=== What the task requires ===
How many of the lines below contain "Muni"? Answer with that number alone.

(Dataset items)

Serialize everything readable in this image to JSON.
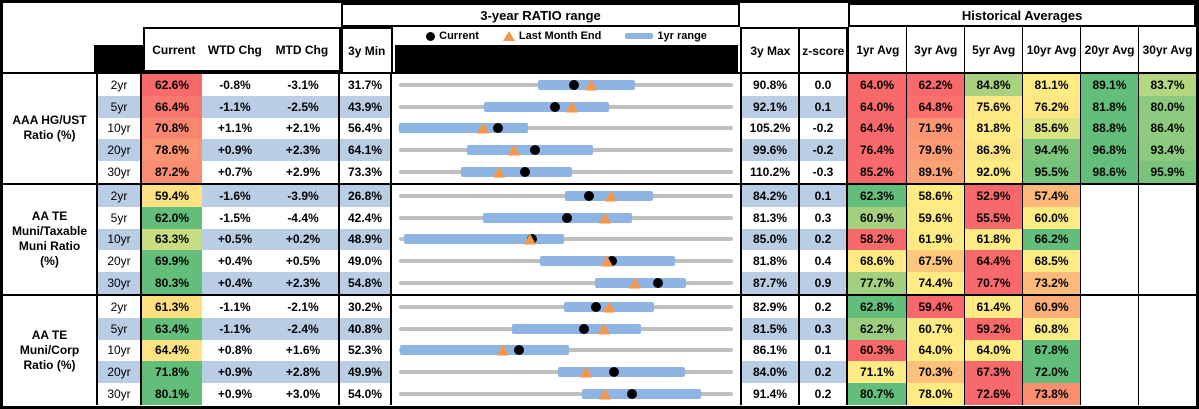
{
  "header": {
    "chart_range_title": "3-year RATIO range",
    "historical_title": "Historical Averages",
    "columns": {
      "current": "Current",
      "wtd": "WTD Chg",
      "mtd": "MTD Chg",
      "min": "3y Min",
      "max": "3y Max",
      "z": "z-score"
    },
    "avg_columns": [
      "1yr Avg",
      "3yr Avg",
      "5yr Avg",
      "10yr Avg",
      "20yr Avg",
      "30yr Avg"
    ],
    "legend": {
      "current": "Current",
      "last_month": "Last Month End",
      "range": "1yr range"
    }
  },
  "colors": {
    "band_blue": "#B9CDE5",
    "range_bar_blue": "#8EB4E3",
    "range_line_gray": "#BFBFBF",
    "triangle_orange": "#F79646",
    "dot_black": "#000000",
    "heat_red": "#F8696B",
    "heat_yellow": "#FFEB84",
    "heat_green": "#63BE7B"
  },
  "chart_data": {
    "type": "table",
    "description": "Muni ratio dashboard: current/WTD/MTD values, 3-year ratio range dot plot (current dot, last-month-end triangle, 1yr range bar between 3y min and 3y max), z-score and historical average heatmap.",
    "groups": [
      {
        "label": "AAA HG/UST Ratio (%)",
        "label_lines": [
          "AAA HG/UST",
          "Ratio (%)"
        ],
        "rows": [
          {
            "tenor": "2yr",
            "current": {
              "text": "62.6%",
              "value": 62.6,
              "bg": "#F8696B"
            },
            "wtd": "-0.8%",
            "mtd": "-3.1%",
            "min": {
              "text": "31.7%",
              "value": 31.7
            },
            "max": {
              "text": "90.8%",
              "value": 90.8
            },
            "z": "0.0",
            "last_month": 65.7,
            "yr1_range": [
              56.3,
              73.4
            ],
            "avgs": [
              {
                "text": "64.0%",
                "bg": "#F8696B"
              },
              {
                "text": "62.2%",
                "bg": "#F8696B"
              },
              {
                "text": "84.8%",
                "bg": "#A8D27F"
              },
              {
                "text": "81.1%",
                "bg": "#FFEB84"
              },
              {
                "text": "89.1%",
                "bg": "#63BE7B"
              },
              {
                "text": "83.7%",
                "bg": "#B4D67F"
              }
            ]
          },
          {
            "tenor": "5yr",
            "current": {
              "text": "66.4%",
              "value": 66.4,
              "bg": "#F8776E"
            },
            "wtd": "-1.1%",
            "mtd": "-2.5%",
            "min": {
              "text": "43.9%",
              "value": 43.9
            },
            "max": {
              "text": "92.1%",
              "value": 92.1
            },
            "z": "0.1",
            "last_month": 68.9,
            "yr1_range": [
              56.1,
              74.2
            ],
            "avgs": [
              {
                "text": "64.0%",
                "bg": "#F8696B"
              },
              {
                "text": "64.8%",
                "bg": "#F9706C"
              },
              {
                "text": "75.6%",
                "bg": "#FFE884"
              },
              {
                "text": "76.2%",
                "bg": "#FFE884"
              },
              {
                "text": "81.8%",
                "bg": "#63BE7B"
              },
              {
                "text": "80.0%",
                "bg": "#8CCA7E"
              }
            ]
          },
          {
            "tenor": "10yr",
            "current": {
              "text": "70.8%",
              "value": 70.8,
              "bg": "#F98670"
            },
            "wtd": "+1.1%",
            "mtd": "+2.1%",
            "min": {
              "text": "56.4%",
              "value": 56.4
            },
            "max": {
              "text": "105.2%",
              "value": 105.2
            },
            "z": "-0.2",
            "last_month": 68.7,
            "yr1_range": [
              56.4,
              75.3
            ],
            "avgs": [
              {
                "text": "64.4%",
                "bg": "#F8696B"
              },
              {
                "text": "71.9%",
                "bg": "#FB9573"
              },
              {
                "text": "81.8%",
                "bg": "#FFEB84"
              },
              {
                "text": "85.6%",
                "bg": "#DCE482"
              },
              {
                "text": "88.8%",
                "bg": "#63BE7B"
              },
              {
                "text": "86.4%",
                "bg": "#8FCB7E"
              }
            ]
          },
          {
            "tenor": "20yr",
            "current": {
              "text": "78.6%",
              "value": 78.6,
              "bg": "#FA9473"
            },
            "wtd": "+0.9%",
            "mtd": "+2.3%",
            "min": {
              "text": "64.1%",
              "value": 64.1
            },
            "max": {
              "text": "99.6%",
              "value": 99.6
            },
            "z": "-0.2",
            "last_month": 76.3,
            "yr1_range": [
              71.3,
              84.7
            ],
            "avgs": [
              {
                "text": "76.4%",
                "bg": "#F8696B"
              },
              {
                "text": "79.6%",
                "bg": "#FB9B75"
              },
              {
                "text": "86.3%",
                "bg": "#FFE483"
              },
              {
                "text": "94.4%",
                "bg": "#7FC67D"
              },
              {
                "text": "96.8%",
                "bg": "#63BE7B"
              },
              {
                "text": "93.4%",
                "bg": "#8CCA7E"
              }
            ]
          },
          {
            "tenor": "30yr",
            "current": {
              "text": "87.2%",
              "value": 87.2,
              "bg": "#F98D71"
            },
            "wtd": "+0.7%",
            "mtd": "+2.9%",
            "min": {
              "text": "73.3%",
              "value": 73.3
            },
            "max": {
              "text": "110.2%",
              "value": 110.2
            },
            "z": "-0.3",
            "last_month": 84.3,
            "yr1_range": [
              80.1,
              92.4
            ],
            "avgs": [
              {
                "text": "85.2%",
                "bg": "#F8696B"
              },
              {
                "text": "89.1%",
                "bg": "#FBA376"
              },
              {
                "text": "92.0%",
                "bg": "#FFEB84"
              },
              {
                "text": "95.5%",
                "bg": "#76C37C"
              },
              {
                "text": "98.6%",
                "bg": "#63BE7B"
              },
              {
                "text": "95.9%",
                "bg": "#79C47C"
              }
            ]
          }
        ]
      },
      {
        "label": "AA TE Muni/Taxable Muni Ratio (%)",
        "label_lines": [
          "AA TE",
          "Muni/Taxable",
          "Muni Ratio",
          "(%)"
        ],
        "rows": [
          {
            "tenor": "2yr",
            "current": {
              "text": "59.4%",
              "value": 59.4,
              "bg": "#FFE382"
            },
            "wtd": "-1.6%",
            "mtd": "-3.9%",
            "min": {
              "text": "26.8%",
              "value": 26.8
            },
            "max": {
              "text": "84.2%",
              "value": 84.2
            },
            "z": "0.1",
            "last_month": 63.3,
            "yr1_range": [
              55.3,
              70.4
            ],
            "avgs": [
              {
                "text": "62.3%",
                "bg": "#63BE7B"
              },
              {
                "text": "58.6%",
                "bg": "#FFEB84"
              },
              {
                "text": "52.9%",
                "bg": "#F8696B"
              },
              {
                "text": "57.4%",
                "bg": "#FCB97A"
              }
            ]
          },
          {
            "tenor": "5yr",
            "current": {
              "text": "62.0%",
              "value": 62.0,
              "bg": "#63BE7B"
            },
            "wtd": "-1.5%",
            "mtd": "-4.4%",
            "min": {
              "text": "42.4%",
              "value": 42.4
            },
            "max": {
              "text": "81.3%",
              "value": 81.3
            },
            "z": "0.3",
            "last_month": 66.4,
            "yr1_range": [
              52.2,
              69.5
            ],
            "avgs": [
              {
                "text": "60.9%",
                "bg": "#A5D17F"
              },
              {
                "text": "59.6%",
                "bg": "#FFEB84"
              },
              {
                "text": "55.5%",
                "bg": "#F8696B"
              },
              {
                "text": "60.0%",
                "bg": "#FFEB84"
              }
            ]
          },
          {
            "tenor": "10yr",
            "current": {
              "text": "63.3%",
              "value": 63.3,
              "bg": "#C8DC81"
            },
            "wtd": "+0.5%",
            "mtd": "+0.2%",
            "min": {
              "text": "48.9%",
              "value": 48.9
            },
            "max": {
              "text": "85.0%",
              "value": 85.0
            },
            "z": "0.2",
            "last_month": 63.1,
            "yr1_range": [
              49.4,
              66.7
            ],
            "avgs": [
              {
                "text": "58.2%",
                "bg": "#F8696B"
              },
              {
                "text": "61.9%",
                "bg": "#FFEB84"
              },
              {
                "text": "61.8%",
                "bg": "#FFEB84"
              },
              {
                "text": "66.2%",
                "bg": "#63BE7B"
              }
            ]
          },
          {
            "tenor": "20yr",
            "current": {
              "text": "69.9%",
              "value": 69.9,
              "bg": "#63BE7B"
            },
            "wtd": "+0.4%",
            "mtd": "+0.5%",
            "min": {
              "text": "49.0%",
              "value": 49.0
            },
            "max": {
              "text": "81.8%",
              "value": 81.8
            },
            "z": "0.4",
            "last_month": 69.4,
            "yr1_range": [
              62.8,
              76.1
            ],
            "avgs": [
              {
                "text": "68.6%",
                "bg": "#FFEB84"
              },
              {
                "text": "67.5%",
                "bg": "#FDC77C"
              },
              {
                "text": "64.4%",
                "bg": "#F8696B"
              },
              {
                "text": "68.5%",
                "bg": "#FFEB84"
              }
            ]
          },
          {
            "tenor": "30yr",
            "current": {
              "text": "80.3%",
              "value": 80.3,
              "bg": "#63BE7B"
            },
            "wtd": "+0.4%",
            "mtd": "+2.3%",
            "min": {
              "text": "54.8%",
              "value": 54.8
            },
            "max": {
              "text": "87.7%",
              "value": 87.7
            },
            "z": "0.9",
            "last_month": 78.0,
            "yr1_range": [
              74.1,
              83.1
            ],
            "avgs": [
              {
                "text": "77.7%",
                "bg": "#A2D07F"
              },
              {
                "text": "74.4%",
                "bg": "#FFEB84"
              },
              {
                "text": "70.7%",
                "bg": "#F8696B"
              },
              {
                "text": "73.2%",
                "bg": "#FCBB7A"
              }
            ]
          }
        ]
      },
      {
        "label": "AA TE Muni/Corp Ratio (%)",
        "label_lines": [
          "AA TE",
          "Muni/Corp",
          "Ratio (%)"
        ],
        "rows": [
          {
            "tenor": "2yr",
            "current": {
              "text": "61.3%",
              "value": 61.3,
              "bg": "#FFE080"
            },
            "wtd": "-1.1%",
            "mtd": "-2.1%",
            "min": {
              "text": "30.2%",
              "value": 30.2
            },
            "max": {
              "text": "82.9%",
              "value": 82.9
            },
            "z": "0.2",
            "last_month": 63.4,
            "yr1_range": [
              56.3,
              70.5
            ],
            "avgs": [
              {
                "text": "62.8%",
                "bg": "#63BE7B"
              },
              {
                "text": "59.4%",
                "bg": "#F8696B"
              },
              {
                "text": "61.4%",
                "bg": "#FFEB84"
              },
              {
                "text": "60.9%",
                "bg": "#FBAE78"
              }
            ]
          },
          {
            "tenor": "5yr",
            "current": {
              "text": "63.4%",
              "value": 63.4,
              "bg": "#63BE7B"
            },
            "wtd": "-1.1%",
            "mtd": "-2.4%",
            "min": {
              "text": "40.8%",
              "value": 40.8
            },
            "max": {
              "text": "81.5%",
              "value": 81.5
            },
            "z": "0.3",
            "last_month": 65.8,
            "yr1_range": [
              54.6,
              70.3
            ],
            "avgs": [
              {
                "text": "62.2%",
                "bg": "#9CCE7F"
              },
              {
                "text": "60.7%",
                "bg": "#FFEB84"
              },
              {
                "text": "59.2%",
                "bg": "#F8696B"
              },
              {
                "text": "60.8%",
                "bg": "#FFEB84"
              }
            ]
          },
          {
            "tenor": "10yr",
            "current": {
              "text": "64.4%",
              "value": 64.4,
              "bg": "#FFE382"
            },
            "wtd": "+0.8%",
            "mtd": "+1.6%",
            "min": {
              "text": "52.3%",
              "value": 52.3
            },
            "max": {
              "text": "86.1%",
              "value": 86.1
            },
            "z": "0.1",
            "last_month": 62.8,
            "yr1_range": [
              52.4,
              69.5
            ],
            "avgs": [
              {
                "text": "60.3%",
                "bg": "#F8696B"
              },
              {
                "text": "64.0%",
                "bg": "#FFEB84"
              },
              {
                "text": "64.0%",
                "bg": "#FFEB84"
              },
              {
                "text": "67.8%",
                "bg": "#63BE7B"
              }
            ]
          },
          {
            "tenor": "20yr",
            "current": {
              "text": "71.8%",
              "value": 71.8,
              "bg": "#63BE7B"
            },
            "wtd": "+0.9%",
            "mtd": "+2.8%",
            "min": {
              "text": "49.9%",
              "value": 49.9
            },
            "max": {
              "text": "84.0%",
              "value": 84.0
            },
            "z": "0.2",
            "last_month": 69.0,
            "yr1_range": [
              66.1,
              79.1
            ],
            "avgs": [
              {
                "text": "71.1%",
                "bg": "#FFEB84"
              },
              {
                "text": "70.3%",
                "bg": "#FDC17B"
              },
              {
                "text": "67.3%",
                "bg": "#F8696B"
              },
              {
                "text": "72.0%",
                "bg": "#63BE7B"
              }
            ]
          },
          {
            "tenor": "30yr",
            "current": {
              "text": "80.1%",
              "value": 80.1,
              "bg": "#63BE7B"
            },
            "wtd": "+0.9%",
            "mtd": "+3.0%",
            "min": {
              "text": "54.0%",
              "value": 54.0
            },
            "max": {
              "text": "91.4%",
              "value": 91.4
            },
            "z": "0.2",
            "last_month": 77.1,
            "yr1_range": [
              74.5,
              87.8
            ],
            "avgs": [
              {
                "text": "80.7%",
                "bg": "#63BE7B"
              },
              {
                "text": "78.0%",
                "bg": "#FFEB84"
              },
              {
                "text": "72.6%",
                "bg": "#F8696B"
              },
              {
                "text": "73.8%",
                "bg": "#F98E71"
              }
            ]
          }
        ]
      }
    ]
  }
}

=== Result ===
6